Data listing
::::
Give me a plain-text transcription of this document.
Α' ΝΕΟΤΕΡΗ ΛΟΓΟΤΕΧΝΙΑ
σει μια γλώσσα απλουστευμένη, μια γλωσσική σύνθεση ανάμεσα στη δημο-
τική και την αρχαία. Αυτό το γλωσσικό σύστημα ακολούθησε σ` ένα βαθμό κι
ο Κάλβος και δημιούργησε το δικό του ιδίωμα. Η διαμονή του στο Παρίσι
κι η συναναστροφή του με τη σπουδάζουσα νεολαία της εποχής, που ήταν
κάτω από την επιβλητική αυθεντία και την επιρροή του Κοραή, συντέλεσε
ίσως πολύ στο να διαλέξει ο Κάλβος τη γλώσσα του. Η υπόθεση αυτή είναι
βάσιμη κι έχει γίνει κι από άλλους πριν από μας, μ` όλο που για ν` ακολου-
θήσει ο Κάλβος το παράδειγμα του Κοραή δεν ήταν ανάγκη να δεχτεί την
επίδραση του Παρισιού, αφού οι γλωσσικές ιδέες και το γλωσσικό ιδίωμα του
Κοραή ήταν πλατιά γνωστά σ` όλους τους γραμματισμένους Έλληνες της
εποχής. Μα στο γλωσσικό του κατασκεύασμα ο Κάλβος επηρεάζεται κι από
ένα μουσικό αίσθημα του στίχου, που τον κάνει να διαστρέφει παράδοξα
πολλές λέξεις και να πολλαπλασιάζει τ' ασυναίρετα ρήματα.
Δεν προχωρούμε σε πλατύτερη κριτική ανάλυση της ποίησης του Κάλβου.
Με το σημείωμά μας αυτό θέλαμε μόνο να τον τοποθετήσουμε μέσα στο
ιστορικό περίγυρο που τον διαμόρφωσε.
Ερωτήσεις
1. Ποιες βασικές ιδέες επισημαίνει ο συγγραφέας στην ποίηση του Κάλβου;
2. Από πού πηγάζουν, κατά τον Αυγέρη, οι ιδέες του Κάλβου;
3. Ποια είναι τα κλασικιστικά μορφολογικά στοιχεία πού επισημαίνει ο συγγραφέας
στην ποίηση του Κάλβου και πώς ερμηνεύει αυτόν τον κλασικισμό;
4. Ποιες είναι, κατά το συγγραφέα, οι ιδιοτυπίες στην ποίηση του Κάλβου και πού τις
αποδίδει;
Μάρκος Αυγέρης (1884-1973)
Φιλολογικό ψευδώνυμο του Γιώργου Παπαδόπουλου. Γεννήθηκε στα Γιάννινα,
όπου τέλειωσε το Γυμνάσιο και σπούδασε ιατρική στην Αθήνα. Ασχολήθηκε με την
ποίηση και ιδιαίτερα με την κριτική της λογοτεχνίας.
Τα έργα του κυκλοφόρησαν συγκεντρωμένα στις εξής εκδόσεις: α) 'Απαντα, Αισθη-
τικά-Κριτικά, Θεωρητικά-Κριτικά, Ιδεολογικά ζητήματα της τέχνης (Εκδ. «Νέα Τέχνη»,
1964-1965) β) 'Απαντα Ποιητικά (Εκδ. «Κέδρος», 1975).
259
::::
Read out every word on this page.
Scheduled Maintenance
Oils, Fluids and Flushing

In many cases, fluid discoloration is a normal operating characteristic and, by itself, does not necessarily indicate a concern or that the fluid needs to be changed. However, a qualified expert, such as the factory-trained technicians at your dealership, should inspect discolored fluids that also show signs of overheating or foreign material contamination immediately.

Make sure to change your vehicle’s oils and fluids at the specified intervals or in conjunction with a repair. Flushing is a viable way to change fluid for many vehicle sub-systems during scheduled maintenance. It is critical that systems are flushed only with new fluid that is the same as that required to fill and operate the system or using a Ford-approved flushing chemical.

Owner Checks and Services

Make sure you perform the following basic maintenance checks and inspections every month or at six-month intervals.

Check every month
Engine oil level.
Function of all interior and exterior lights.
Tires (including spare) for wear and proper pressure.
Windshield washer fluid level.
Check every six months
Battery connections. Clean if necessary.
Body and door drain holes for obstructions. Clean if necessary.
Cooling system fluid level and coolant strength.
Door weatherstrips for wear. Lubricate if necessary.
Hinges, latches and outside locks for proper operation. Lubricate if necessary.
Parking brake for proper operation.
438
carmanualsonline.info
::::
■ WHAT TO WORK ON ■
Filter out every line that lacks the word "wear", and copy the rest.

■ COMPLETED TASK ■
Tires (including spare) for wear and proper pressure.
Door weatherstrips for wear. Lubricate if necessary.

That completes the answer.